— Start Supplied material —
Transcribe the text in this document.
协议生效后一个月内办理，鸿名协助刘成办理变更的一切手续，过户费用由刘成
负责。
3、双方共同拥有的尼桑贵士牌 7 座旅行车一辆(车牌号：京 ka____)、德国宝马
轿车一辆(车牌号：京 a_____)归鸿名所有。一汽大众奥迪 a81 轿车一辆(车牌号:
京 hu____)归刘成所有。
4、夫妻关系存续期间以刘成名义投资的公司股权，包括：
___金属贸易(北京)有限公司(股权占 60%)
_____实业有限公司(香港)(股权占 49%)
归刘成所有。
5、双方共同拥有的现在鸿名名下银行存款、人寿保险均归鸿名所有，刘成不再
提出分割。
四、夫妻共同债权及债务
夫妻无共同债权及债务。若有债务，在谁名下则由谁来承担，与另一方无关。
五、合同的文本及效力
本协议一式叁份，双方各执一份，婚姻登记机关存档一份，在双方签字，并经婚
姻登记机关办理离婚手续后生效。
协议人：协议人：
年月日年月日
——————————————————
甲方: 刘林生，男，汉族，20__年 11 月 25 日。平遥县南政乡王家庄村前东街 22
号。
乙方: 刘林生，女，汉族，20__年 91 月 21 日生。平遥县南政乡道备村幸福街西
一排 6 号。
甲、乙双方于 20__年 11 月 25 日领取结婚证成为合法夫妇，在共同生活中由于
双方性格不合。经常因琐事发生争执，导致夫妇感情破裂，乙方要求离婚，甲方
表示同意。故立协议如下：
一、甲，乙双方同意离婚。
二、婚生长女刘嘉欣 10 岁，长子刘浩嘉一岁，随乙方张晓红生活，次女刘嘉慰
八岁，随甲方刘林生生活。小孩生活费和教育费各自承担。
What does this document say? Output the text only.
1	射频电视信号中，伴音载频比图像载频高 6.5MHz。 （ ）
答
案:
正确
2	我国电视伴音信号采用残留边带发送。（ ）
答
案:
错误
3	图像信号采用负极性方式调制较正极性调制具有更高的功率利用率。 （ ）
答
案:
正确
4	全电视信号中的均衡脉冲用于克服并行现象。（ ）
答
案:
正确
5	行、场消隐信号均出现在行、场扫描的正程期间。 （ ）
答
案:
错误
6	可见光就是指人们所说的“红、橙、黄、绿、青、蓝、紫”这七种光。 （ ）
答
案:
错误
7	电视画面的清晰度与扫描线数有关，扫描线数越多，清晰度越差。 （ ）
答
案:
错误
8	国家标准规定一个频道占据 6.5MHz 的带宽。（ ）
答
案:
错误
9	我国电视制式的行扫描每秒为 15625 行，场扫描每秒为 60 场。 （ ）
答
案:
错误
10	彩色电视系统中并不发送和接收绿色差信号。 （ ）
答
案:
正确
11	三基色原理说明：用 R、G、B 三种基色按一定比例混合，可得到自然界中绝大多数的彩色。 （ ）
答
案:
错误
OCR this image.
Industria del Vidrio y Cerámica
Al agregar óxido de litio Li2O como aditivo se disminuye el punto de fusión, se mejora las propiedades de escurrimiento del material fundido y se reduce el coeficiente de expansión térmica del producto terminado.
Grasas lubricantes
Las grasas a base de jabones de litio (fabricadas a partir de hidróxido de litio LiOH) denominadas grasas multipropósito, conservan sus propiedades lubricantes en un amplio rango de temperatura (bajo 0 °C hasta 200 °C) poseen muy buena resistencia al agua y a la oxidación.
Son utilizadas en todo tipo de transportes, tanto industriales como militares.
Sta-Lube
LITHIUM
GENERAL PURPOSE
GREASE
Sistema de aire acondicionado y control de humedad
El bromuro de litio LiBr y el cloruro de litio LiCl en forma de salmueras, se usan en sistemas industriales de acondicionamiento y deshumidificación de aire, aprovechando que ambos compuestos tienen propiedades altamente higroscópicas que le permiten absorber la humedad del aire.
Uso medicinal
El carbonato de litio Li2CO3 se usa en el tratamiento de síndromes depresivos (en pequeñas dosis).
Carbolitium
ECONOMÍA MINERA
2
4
— End Supplied material —
= Instructions to follow =
What is the number of lines in the records that contain the string "this"? Give only that number.

= Result below =
3